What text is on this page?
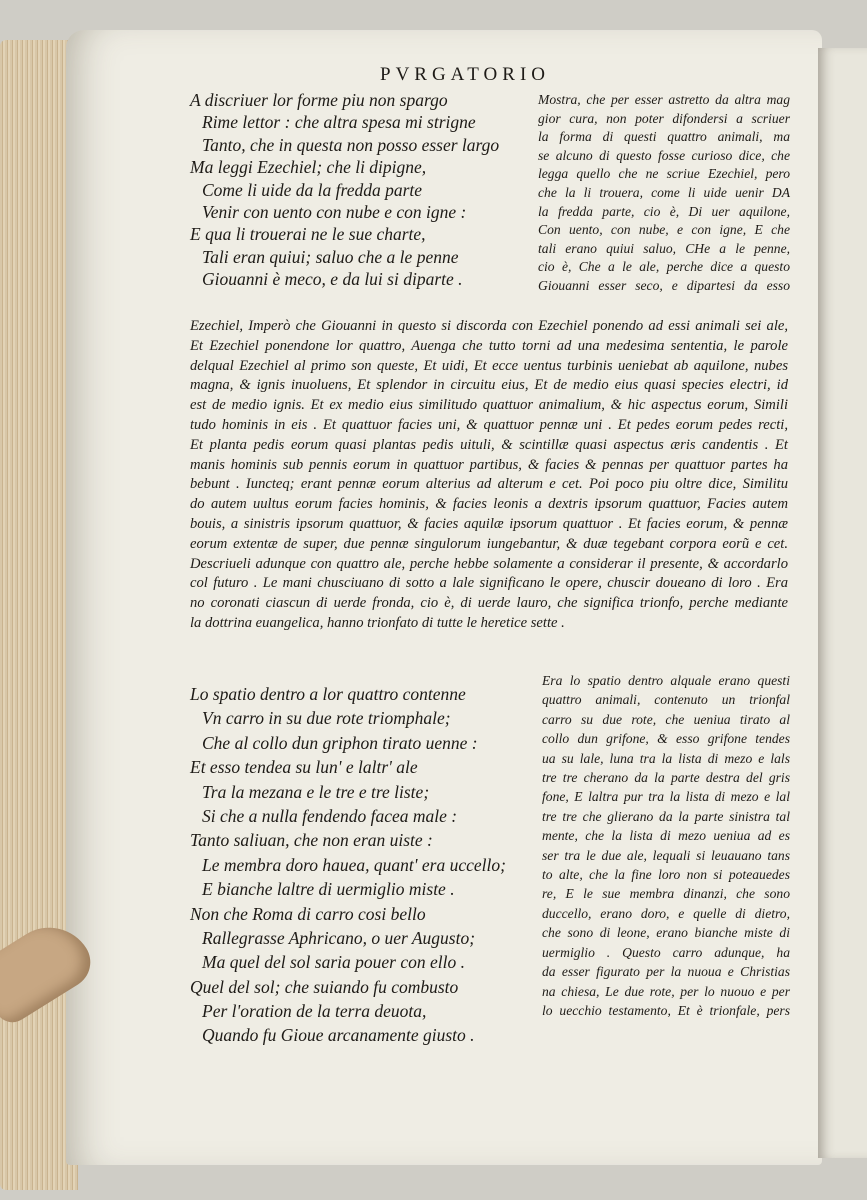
PVRGATORIO
A discriuer lor forme piu non spargo
Rime lettor : che altra spesa mi strigne
Tanto, che in questa non posso esser largo
Ma leggi Ezechiel; che li dipigne,
Come li uide da la fredda parte
Venir con uento con nube e con igne :
E qua li trouerai ne le sue charte,
Tali eran quiui; saluo che a le penne
Giouanni è meco, e da lui si diparte .
Mostra, che per esser astretto da altra mag
gior cura, non poter difondersi a scriuer
la forma di questi quattro animali, ma
se alcuno di questo fosse curioso dice, che
legga quello che ne scriue Ezechiel, pero
che la li trouera, come li uide uenir DA
la fredda parte, cio è, Di uer aquilone,
Con uento, con nube, e con igne, E che
tali erano quiui saluo, CHe a le penne,
cio è, Che a le ale, perche dice a questo
Giouanni esser seco, e dipartesi da esso
Ezechiel, Imperò che Giouanni in questo si discorda con Ezechiel ponendo ad essi animali sei ale,
Et Ezechiel ponendone lor quattro, Auenga che tutto torni ad una medesima sententia, le parole
delqual Ezechiel al primo son queste, Et uidi, Et ecce uentus turbinis ueniebat ab aquilone, nubes
magna, & ignis inuoluens, Et splendor in circuitu eius, Et de medio eius quasi species electri, id
est de medio ignis. Et ex medio eius similitudo quattuor animalium, & hic aspectus eorum, Simili
tudo hominis in eis . Et quattuor facies uni, & quattuor pennæ uni . Et pedes eorum pedes recti,
Et planta pedis eorum quasi plantas pedis uituli, & scintillæ quasi aspectus æris candentis . Et
manis hominis sub pennis eorum in quattuor partibus, & facies & pennas per quattuor partes ha
bebunt . Iuncteq; erant pennæ eorum alterius ad alterum e cet. Poi poco piu oltre dice, Similitu
do autem uultus eorum facies hominis, & facies leonis a dextris ipsorum quattuor, Facies autem
bouis, a sinistris ipsorum quattuor, & facies aquilæ ipsorum quattuor . Et facies eorum, & pennæ
eorum extentæ de super, due pennæ singulorum iungebantur, & duæ tegebant corpora eorũ e cet.
Descriueli adunque con quattro ale, perche hebbe solamente a considerar il presente, & accordarlo
col futuro . Le mani chusciuano di sotto a lale significano le opere, chuscir doueano di loro . Era
no coronati ciascun di uerde fronda, cio è, di uerde lauro, che significa trionfo, perche mediante
la dottrina euangelica, hanno trionfato di tutte le heretice sette .
Lo spatio dentro a lor quattro contenne
Vn carro in su due rote triomphale;
Che al collo dun griphon tirato uenne :
Et esso tendea su lun' e laltr' ale
Tra la mezana e le tre e tre liste;
Si che a nulla fendendo facea male :
Tanto saliuan, che non eran uiste :
Le membra doro hauea, quant' era uccello;
E bianche laltre di uermiglio miste .
Non che Roma di carro cosi bello
Rallegrasse Aphricano, o uer Augusto;
Ma quel del sol saria pouer con ello .
Quel del sol; che suiando fu combusto
Per l'oration de la terra deuota,
Quando fu Gioue arcanamente giusto .
Era lo spatio dentro alquale erano questi
quattro animali, contenuto un trionfal
carro su due rote, che ueniua tirato al
collo dun grifone, & esso grifone tendes
ua su lale, luna tra la lista di mezo e lals
tre tre cherano da la parte destra del gris
fone, E laltra pur tra la lista di mezo e lal
tre tre che glierano da la parte sinistra tal
mente, che la lista di mezo ueniua ad es
ser tra le due ale, lequali si leuauano tans
to alte, che la fine loro non si poteauedes
re, E le sue membra dinanzi, che sono
duccello, erano doro, e quelle di dietro,
che sono di leone, erano bianche miste di
uermiglio . Questo carro adunque, ha
da esser figurato per la nuoua e Christias
na chiesa, Le due rote, per lo nuouo e per
lo uecchio testamento, Et è trionfale, pers
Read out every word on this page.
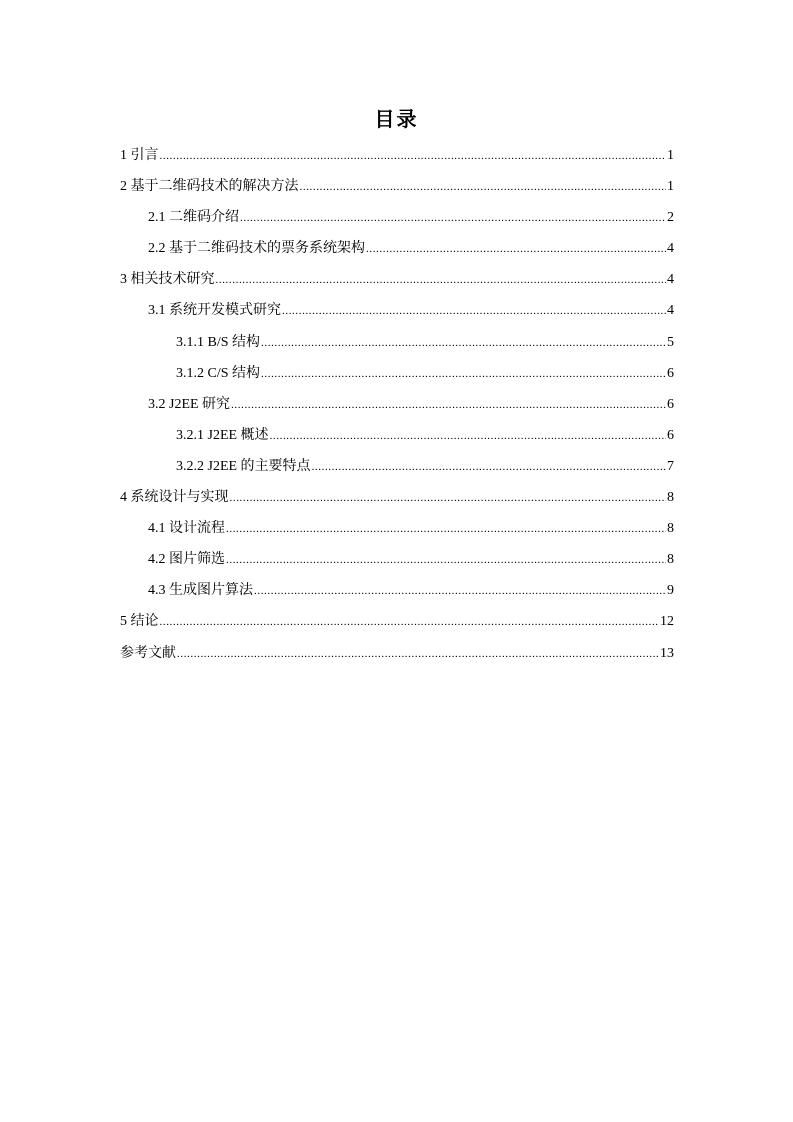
目录
1 引言 .....	1
2 基于二维码技术的解决方法 .....	1
2.1 二维码介绍 .....	2
2.2 基于二维码技术的票务系统架构 .....	4
3 相关技术研究 .....	4
3.1 系统开发模式研究 .....	4
3.1.1 B/S 结构 .....	5
3.1.2 C/S 结构 .....	6
3.2 J2EE 研究 .....	6
3.2.1 J2EE 概述 .....	6
3.2.2 J2EE 的主要特点 .....	7
4 系统设计与实现 .....	8
4.1 设计流程 .....	8
4.2 图片筛选 .....	8
4.3 生成图片算法 .....	9
5 结论 .....	12
参考文献 .....	13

__________________________________________________

§ Directive:
Write out exactly the lines beginning with the line that holds "Read out every word on this page." and ending with the final line of the data, both ends included, without the pictures.

§ Expected answer:
Read out every word on this page.
目录
1 引言 .....	1
2 基于二维码技术的解决方法 .....	1
2.1 二维码介绍 .....	2
2.2 基于二维码技术的票务系统架构 .....	4
3 相关技术研究 .....	4
3.1 系统开发模式研究 .....	4
3.1.1 B/S 结构 .....	5
3.1.2 C/S 结构 .....	6
3.2 J2EE 研究 .....	6
3.2.1 J2EE 概述 .....	6
3.2.2 J2EE 的主要特点 .....	7
4 系统设计与实现 .....	8
4.1 设计流程 .....	8
4.2 图片筛选 .....	8
4.3 生成图片算法 .....	9
5 结论 .....	12
参考文献 .....	13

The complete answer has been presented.